### [Aim of the exercise]
For every line in the data below that contains "chiamato", copy the line.

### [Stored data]
-------
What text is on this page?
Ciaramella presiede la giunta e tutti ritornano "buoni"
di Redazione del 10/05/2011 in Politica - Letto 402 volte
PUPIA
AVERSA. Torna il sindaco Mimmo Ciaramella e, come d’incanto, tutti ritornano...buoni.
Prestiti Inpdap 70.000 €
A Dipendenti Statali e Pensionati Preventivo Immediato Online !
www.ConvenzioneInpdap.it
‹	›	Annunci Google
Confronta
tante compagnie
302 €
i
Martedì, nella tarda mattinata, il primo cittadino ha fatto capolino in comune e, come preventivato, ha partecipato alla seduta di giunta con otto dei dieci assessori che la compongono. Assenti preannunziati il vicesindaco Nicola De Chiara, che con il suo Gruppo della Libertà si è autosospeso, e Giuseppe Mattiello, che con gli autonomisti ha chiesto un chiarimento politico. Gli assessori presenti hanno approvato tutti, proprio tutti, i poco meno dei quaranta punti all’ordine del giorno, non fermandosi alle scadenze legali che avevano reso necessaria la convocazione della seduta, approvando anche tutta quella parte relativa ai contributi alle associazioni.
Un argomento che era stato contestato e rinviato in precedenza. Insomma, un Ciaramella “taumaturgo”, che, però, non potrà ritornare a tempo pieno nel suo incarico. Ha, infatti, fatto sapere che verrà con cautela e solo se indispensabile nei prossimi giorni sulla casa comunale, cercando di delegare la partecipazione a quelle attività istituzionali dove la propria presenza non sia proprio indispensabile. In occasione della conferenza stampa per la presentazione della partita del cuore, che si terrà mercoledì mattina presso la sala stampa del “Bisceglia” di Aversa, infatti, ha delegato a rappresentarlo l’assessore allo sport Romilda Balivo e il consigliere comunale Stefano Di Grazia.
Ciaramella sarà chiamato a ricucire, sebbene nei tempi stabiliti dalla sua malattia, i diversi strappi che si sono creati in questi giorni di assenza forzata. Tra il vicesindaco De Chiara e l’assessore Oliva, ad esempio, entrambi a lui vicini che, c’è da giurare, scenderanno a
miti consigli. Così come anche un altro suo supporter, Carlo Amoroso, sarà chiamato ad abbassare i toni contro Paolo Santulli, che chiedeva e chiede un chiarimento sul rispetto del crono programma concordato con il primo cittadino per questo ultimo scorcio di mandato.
-------
### [Answer to the task]
Ciaramella sarà chiamato a ricucire, sebbene nei tempi stabiliti dalla sua malattia, i diversi strappi che si sono creati in questi giorni di assenza forzata. Tra il vicesindaco De Chiara e l’assessore Oliva, ad esempio, entrambi a lui vicini che, c’è da giurare, scenderanno a
miti consigli. Così come anche un altro suo supporter, Carlo Amoroso, sarà chiamato ad abbassare i toni contro Paolo Santulli, che chiedeva e chiede un chiarimento sul rispetto del crono programma concordato con il primo cittadino per questo ultimo scorcio di mandato.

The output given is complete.